Stored data entries:
===
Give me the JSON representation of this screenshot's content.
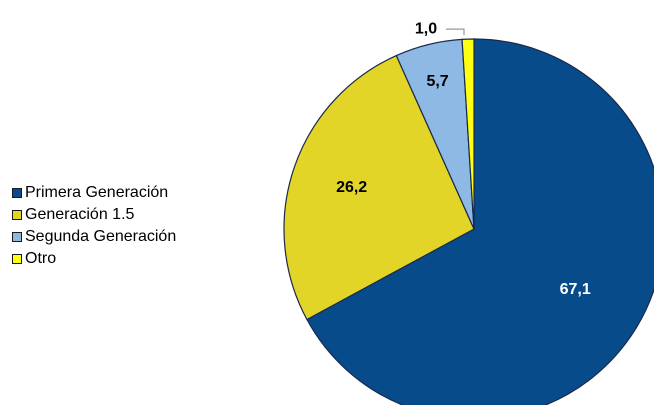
{
  "chart_data": {
    "type": "pie",
    "title": "",
    "categories": [
      "Primera Generación",
      "Generación 1.5",
      "Segunda Generación",
      "Otro"
    ],
    "values": [
      67.1,
      26.2,
      5.7,
      1.0
    ],
    "data_labels": [
      "67,1",
      "26,2",
      "5,7",
      "1,0"
    ],
    "colors": [
      "#084B8A",
      "#E3D528",
      "#8EB9E4",
      "#FFFF14"
    ],
    "label_colors": [
      "#FFFFFF",
      "#000000",
      "#000000",
      "#000000"
    ],
    "start_angle_deg": 0,
    "direction": "clockwise",
    "legend_position": "left"
  }
}
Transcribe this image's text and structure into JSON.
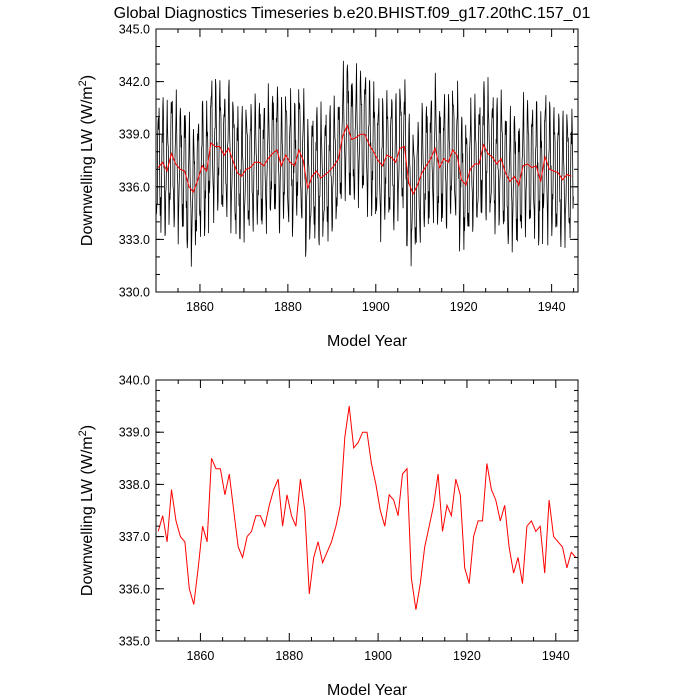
{
  "title": "Global Diagnostics Timeseries b.e20.BHIST.f09_g17.20thC.157_01",
  "colors": {
    "monthly": "#000000",
    "annual": "#ff0000"
  },
  "chart_data": [
    {
      "type": "line",
      "xlabel": "Model Year",
      "ylabel_main": "Downwelling LW (W/m",
      "ylabel_sup": "2",
      "ylabel_close": ")",
      "xlim": [
        1850,
        1946
      ],
      "ylim": [
        330.0,
        345.0
      ],
      "xticks": [
        1860,
        1880,
        1900,
        1920,
        1940
      ],
      "yticks": [
        "330.0",
        "333.0",
        "336.0",
        "339.0",
        "342.0",
        "345.0"
      ],
      "series": [
        {
          "kind": "monthly",
          "color": "#000000",
          "seasonal_amplitude": 3.2,
          "x_start": 1850.04,
          "x_step": 0.08333,
          "baseline": "annual_mean"
        },
        {
          "kind": "annual",
          "color": "#ff0000",
          "x_start": 1850.5,
          "x_step": 1,
          "values": [
            337.1,
            337.4,
            336.9,
            337.9,
            337.3,
            337.0,
            336.9,
            336.0,
            335.7,
            336.4,
            337.2,
            336.9,
            338.5,
            338.3,
            338.3,
            337.8,
            338.2,
            337.5,
            336.8,
            336.6,
            337.0,
            337.1,
            337.4,
            337.4,
            337.2,
            337.6,
            337.9,
            338.1,
            337.2,
            337.8,
            337.4,
            337.2,
            338.1,
            337.5,
            335.9,
            336.6,
            336.9,
            336.5,
            336.7,
            336.9,
            337.2,
            337.6,
            338.9,
            339.5,
            338.7,
            338.8,
            339.0,
            339.0,
            338.4,
            338.0,
            337.5,
            337.2,
            337.8,
            337.7,
            337.4,
            338.2,
            338.3,
            336.2,
            335.6,
            336.1,
            336.8,
            337.2,
            337.6,
            338.2,
            337.1,
            337.6,
            337.4,
            338.1,
            337.8,
            336.4,
            336.1,
            337.0,
            337.3,
            337.3,
            338.4,
            337.9,
            337.7,
            337.3,
            337.6,
            336.8,
            336.3,
            336.6,
            336.1,
            337.2,
            337.3,
            337.1,
            337.2,
            336.3,
            337.7,
            337.0,
            336.9,
            336.8,
            336.4,
            336.7,
            336.6
          ]
        }
      ]
    },
    {
      "type": "line",
      "xlabel": "Model Year",
      "ylabel_main": "Downwelling LW (W/m",
      "ylabel_sup": "2",
      "ylabel_close": ")",
      "xlim": [
        1850,
        1945
      ],
      "ylim": [
        335.0,
        340.0
      ],
      "xticks": [
        1860,
        1880,
        1900,
        1920,
        1940
      ],
      "yticks": [
        "335.0",
        "336.0",
        "337.0",
        "338.0",
        "339.0",
        "340.0"
      ],
      "series": [
        {
          "kind": "annual",
          "color": "#ff0000",
          "x_start": 1850.5,
          "x_step": 1,
          "values_ref": 0
        }
      ]
    }
  ]
}
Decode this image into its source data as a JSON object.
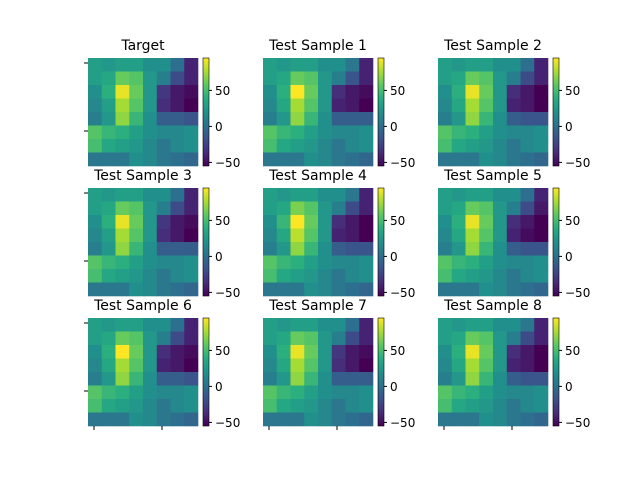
{
  "figure": {
    "background": "#ffffff"
  },
  "chart_data": {
    "type": "heatmap",
    "colormap": "viridis",
    "shared": {
      "colorbar_ticks": [
        50,
        0,
        -50
      ],
      "value_range": [
        -55,
        95
      ],
      "grid": false
    },
    "panels": [
      {
        "title": "Target",
        "grid": [
          [
            30,
            25,
            30,
            30,
            20,
            20,
            0,
            -40
          ],
          [
            30,
            35,
            60,
            55,
            25,
            10,
            -20,
            -40
          ],
          [
            20,
            40,
            90,
            60,
            25,
            -30,
            -45,
            -50
          ],
          [
            15,
            30,
            75,
            55,
            25,
            -35,
            -45,
            -55
          ],
          [
            10,
            25,
            70,
            45,
            20,
            -10,
            -10,
            -15
          ],
          [
            55,
            45,
            40,
            30,
            20,
            15,
            15,
            20
          ],
          [
            50,
            35,
            30,
            25,
            15,
            5,
            15,
            20
          ],
          [
            5,
            5,
            5,
            20,
            15,
            5,
            0,
            -5
          ]
        ]
      },
      {
        "title": "Test Sample 1",
        "grid": [
          [
            30,
            25,
            30,
            30,
            20,
            20,
            5,
            -40
          ],
          [
            30,
            35,
            60,
            55,
            25,
            10,
            -15,
            -40
          ],
          [
            20,
            40,
            95,
            60,
            25,
            -35,
            -45,
            -50
          ],
          [
            15,
            35,
            75,
            55,
            25,
            -40,
            -45,
            -55
          ],
          [
            10,
            25,
            70,
            45,
            20,
            -10,
            -10,
            -10
          ],
          [
            55,
            45,
            40,
            30,
            20,
            15,
            15,
            20
          ],
          [
            50,
            35,
            30,
            25,
            15,
            5,
            15,
            20
          ],
          [
            5,
            5,
            5,
            20,
            15,
            5,
            0,
            -5
          ]
        ]
      },
      {
        "title": "Test Sample 2",
        "grid": [
          [
            30,
            25,
            30,
            30,
            20,
            20,
            0,
            -40
          ],
          [
            30,
            35,
            60,
            55,
            25,
            10,
            -20,
            -40
          ],
          [
            20,
            40,
            90,
            60,
            25,
            -35,
            -45,
            -55
          ],
          [
            15,
            35,
            75,
            55,
            25,
            -40,
            -45,
            -55
          ],
          [
            10,
            25,
            70,
            45,
            20,
            -10,
            -15,
            -15
          ],
          [
            55,
            45,
            40,
            30,
            20,
            15,
            15,
            20
          ],
          [
            50,
            35,
            30,
            25,
            15,
            5,
            15,
            20
          ],
          [
            5,
            5,
            5,
            20,
            15,
            5,
            0,
            -5
          ]
        ]
      },
      {
        "title": "Test Sample 3",
        "grid": [
          [
            30,
            25,
            30,
            30,
            20,
            20,
            0,
            -40
          ],
          [
            30,
            35,
            60,
            55,
            25,
            10,
            -20,
            -40
          ],
          [
            20,
            40,
            90,
            60,
            25,
            -30,
            -45,
            -50
          ],
          [
            15,
            30,
            75,
            55,
            25,
            -35,
            -45,
            -55
          ],
          [
            10,
            25,
            70,
            45,
            20,
            -10,
            -10,
            -10
          ],
          [
            55,
            45,
            40,
            30,
            20,
            15,
            15,
            20
          ],
          [
            50,
            35,
            30,
            25,
            15,
            5,
            15,
            20
          ],
          [
            5,
            5,
            5,
            20,
            15,
            5,
            0,
            -5
          ]
        ]
      },
      {
        "title": "Test Sample 4",
        "grid": [
          [
            30,
            25,
            30,
            30,
            20,
            20,
            5,
            -40
          ],
          [
            30,
            35,
            65,
            55,
            25,
            10,
            -20,
            -40
          ],
          [
            20,
            45,
            95,
            60,
            25,
            -35,
            -45,
            -55
          ],
          [
            15,
            35,
            80,
            55,
            25,
            -40,
            -45,
            -55
          ],
          [
            10,
            25,
            70,
            45,
            20,
            -10,
            -15,
            -15
          ],
          [
            55,
            45,
            40,
            30,
            20,
            15,
            15,
            20
          ],
          [
            50,
            35,
            30,
            25,
            15,
            5,
            15,
            20
          ],
          [
            5,
            5,
            5,
            20,
            15,
            5,
            0,
            -5
          ]
        ]
      },
      {
        "title": "Test Sample 5",
        "grid": [
          [
            30,
            25,
            30,
            30,
            20,
            20,
            0,
            -40
          ],
          [
            30,
            35,
            60,
            55,
            25,
            10,
            -20,
            -45
          ],
          [
            20,
            40,
            90,
            60,
            25,
            -35,
            -45,
            -55
          ],
          [
            15,
            35,
            75,
            55,
            25,
            -40,
            -50,
            -55
          ],
          [
            10,
            25,
            70,
            45,
            20,
            -10,
            -15,
            -15
          ],
          [
            55,
            45,
            40,
            30,
            20,
            15,
            15,
            20
          ],
          [
            50,
            35,
            30,
            25,
            15,
            5,
            15,
            20
          ],
          [
            5,
            5,
            5,
            20,
            15,
            5,
            0,
            -5
          ]
        ]
      },
      {
        "title": "Test Sample 6",
        "grid": [
          [
            30,
            25,
            30,
            30,
            20,
            20,
            0,
            -40
          ],
          [
            30,
            35,
            60,
            55,
            25,
            10,
            -20,
            -40
          ],
          [
            20,
            40,
            95,
            60,
            25,
            -35,
            -45,
            -50
          ],
          [
            15,
            35,
            75,
            55,
            25,
            -40,
            -45,
            -55
          ],
          [
            10,
            25,
            70,
            45,
            20,
            -10,
            -10,
            -15
          ],
          [
            55,
            45,
            40,
            30,
            20,
            15,
            15,
            20
          ],
          [
            50,
            35,
            30,
            25,
            15,
            5,
            15,
            20
          ],
          [
            5,
            5,
            5,
            20,
            15,
            5,
            0,
            -5
          ]
        ]
      },
      {
        "title": "Test Sample 7",
        "grid": [
          [
            30,
            25,
            30,
            30,
            20,
            20,
            0,
            -40
          ],
          [
            30,
            35,
            60,
            55,
            25,
            10,
            -20,
            -40
          ],
          [
            20,
            40,
            90,
            60,
            25,
            -30,
            -45,
            -50
          ],
          [
            15,
            35,
            75,
            55,
            25,
            -35,
            -45,
            -55
          ],
          [
            10,
            25,
            70,
            45,
            20,
            -10,
            -10,
            -10
          ],
          [
            55,
            45,
            40,
            30,
            20,
            15,
            15,
            20
          ],
          [
            50,
            35,
            30,
            25,
            15,
            5,
            15,
            20
          ],
          [
            5,
            5,
            5,
            20,
            15,
            5,
            0,
            -5
          ]
        ]
      },
      {
        "title": "Test Sample 8",
        "grid": [
          [
            30,
            25,
            30,
            30,
            20,
            20,
            5,
            -40
          ],
          [
            30,
            35,
            60,
            55,
            25,
            10,
            -20,
            -40
          ],
          [
            20,
            40,
            90,
            60,
            25,
            -35,
            -45,
            -55
          ],
          [
            15,
            35,
            75,
            55,
            25,
            -40,
            -45,
            -55
          ],
          [
            10,
            25,
            70,
            45,
            20,
            -10,
            -15,
            -15
          ],
          [
            55,
            45,
            40,
            30,
            20,
            15,
            15,
            20
          ],
          [
            50,
            35,
            30,
            25,
            15,
            5,
            15,
            20
          ],
          [
            5,
            5,
            5,
            20,
            15,
            5,
            0,
            -5
          ]
        ]
      }
    ]
  }
}
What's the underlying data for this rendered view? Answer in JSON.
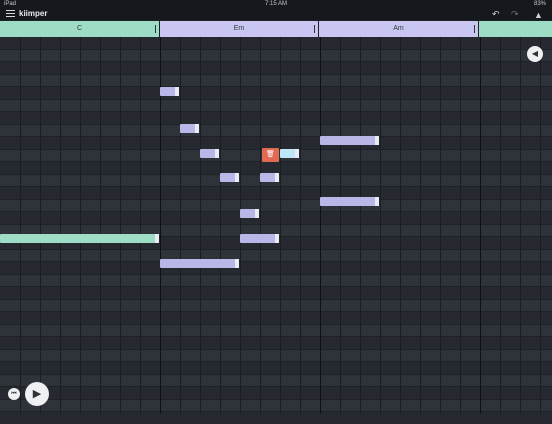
{
  "status_bar": {
    "left": "iPad",
    "time": "7:15 AM",
    "battery": "83%"
  },
  "app": {
    "title": "kiimper"
  },
  "icons": {
    "menu": "hamburger-icon",
    "undo": "undo-icon",
    "redo": "redo-icon",
    "learn": "graduation-cap-icon",
    "delete": "trash-icon",
    "volume": "speaker-icon",
    "play": "play-icon",
    "rewind": "skip-back-icon"
  },
  "chords": [
    {
      "label": "C",
      "color": "#9edcc6"
    },
    {
      "label": "Em",
      "color": "#c9c7f2"
    },
    {
      "label": "Am",
      "color": "#c9c7f2"
    },
    {
      "label": "",
      "color": "#9edcc6"
    }
  ],
  "colors": {
    "accent_green": "#9edcc6",
    "accent_purple": "#b9b6e8",
    "selected_note": "#bfe6f6",
    "delete": "#e06a52"
  }
}
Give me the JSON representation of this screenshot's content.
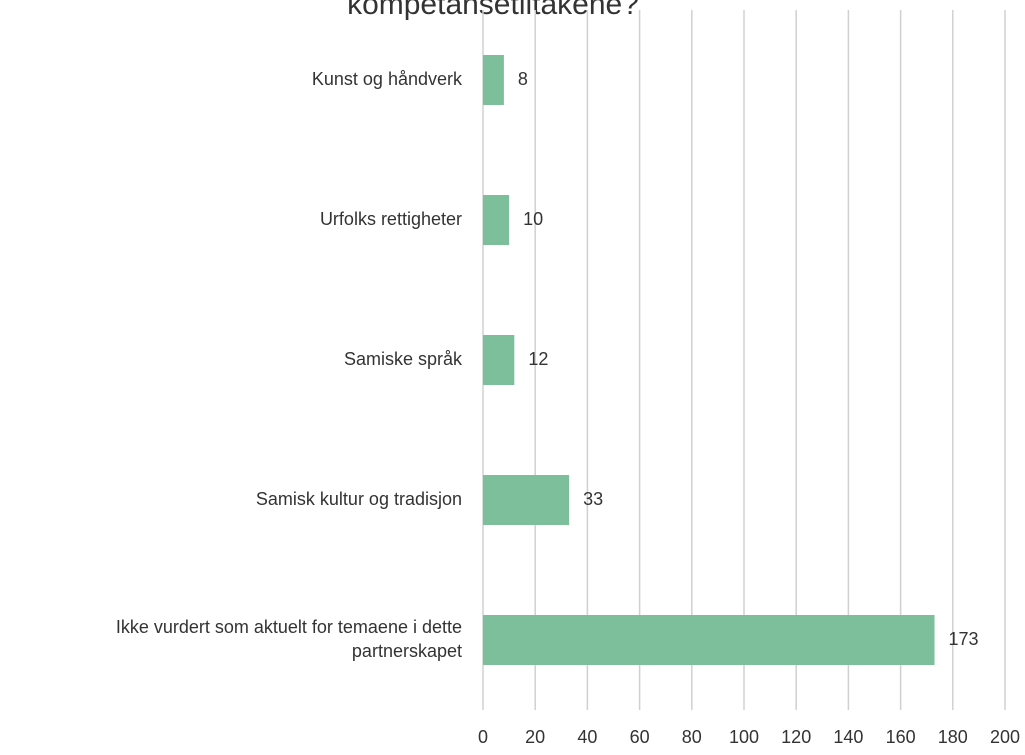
{
  "chart_data": {
    "type": "barh",
    "title": "kompetansetiltakene?",
    "categories": [
      "Kunst og håndverk",
      "Urfolks rettigheter",
      "Samiske språk",
      "Samisk kultur og tradisjon",
      "Ikke vurdert som aktuelt for temaene i dette partnerskapet"
    ],
    "values": [
      8,
      10,
      12,
      33,
      173
    ],
    "color": "#7dbf9b",
    "xlim": [
      0,
      200
    ],
    "xticks": [
      0,
      20,
      40,
      60,
      80,
      100,
      120,
      140,
      160,
      180,
      200
    ],
    "grid": true
  }
}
===
* _Written request_
Report only the number of lines in the records that include the word "Test".

* _Result for this exercise_
8